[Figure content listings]
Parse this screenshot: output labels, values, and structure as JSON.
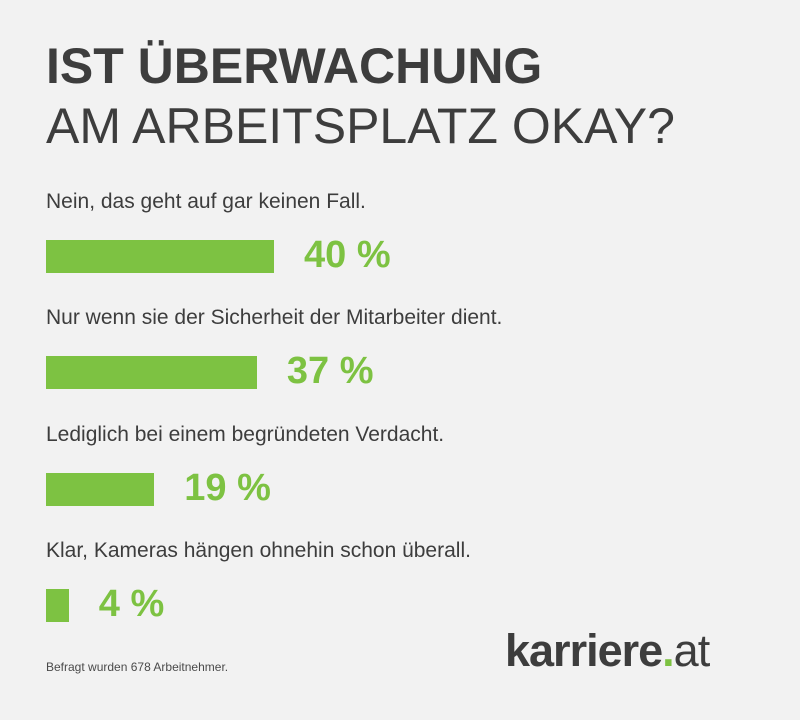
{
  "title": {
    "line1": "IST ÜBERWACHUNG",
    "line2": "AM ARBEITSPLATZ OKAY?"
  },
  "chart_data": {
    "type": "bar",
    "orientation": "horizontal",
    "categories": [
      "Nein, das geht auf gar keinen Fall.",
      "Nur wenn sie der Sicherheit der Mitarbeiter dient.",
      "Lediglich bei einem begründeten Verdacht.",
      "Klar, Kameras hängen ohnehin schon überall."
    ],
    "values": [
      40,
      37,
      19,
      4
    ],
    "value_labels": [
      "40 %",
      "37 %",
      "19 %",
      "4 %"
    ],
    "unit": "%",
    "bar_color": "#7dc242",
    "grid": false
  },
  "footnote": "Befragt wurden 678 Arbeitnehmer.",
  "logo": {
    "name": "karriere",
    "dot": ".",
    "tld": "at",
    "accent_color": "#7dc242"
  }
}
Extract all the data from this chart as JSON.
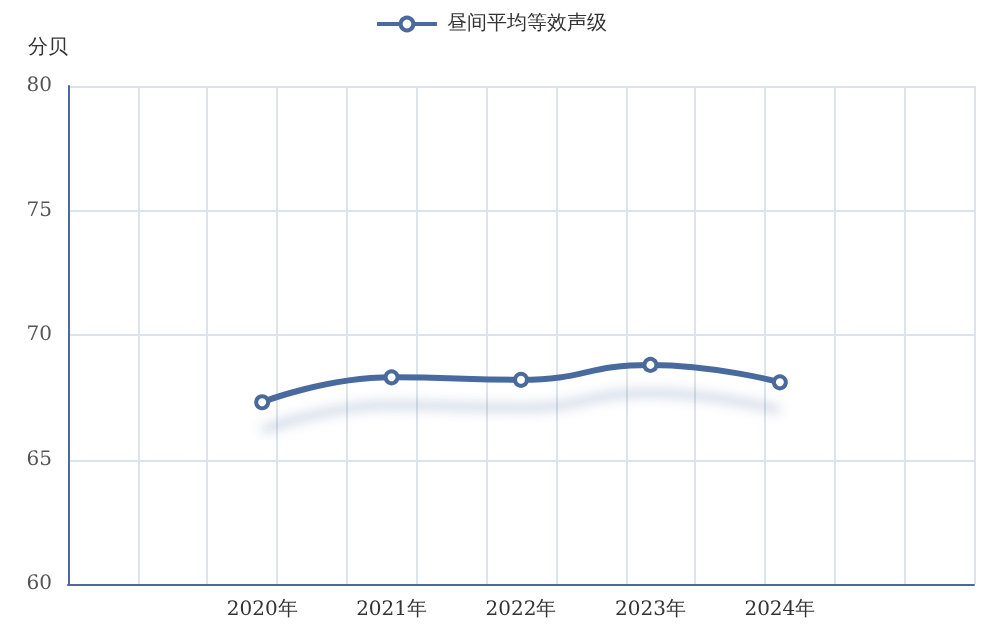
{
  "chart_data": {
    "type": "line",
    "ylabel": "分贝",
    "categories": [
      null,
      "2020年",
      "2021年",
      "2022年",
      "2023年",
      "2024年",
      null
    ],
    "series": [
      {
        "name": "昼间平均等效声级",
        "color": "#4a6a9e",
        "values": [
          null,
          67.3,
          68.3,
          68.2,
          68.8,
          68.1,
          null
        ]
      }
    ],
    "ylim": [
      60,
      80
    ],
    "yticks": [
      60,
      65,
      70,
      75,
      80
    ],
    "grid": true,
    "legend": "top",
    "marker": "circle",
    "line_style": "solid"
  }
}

Task to complete
Tally up the lines in the preceding listing that contain the string "values". Respond with the number and nothing else.

Right answer
3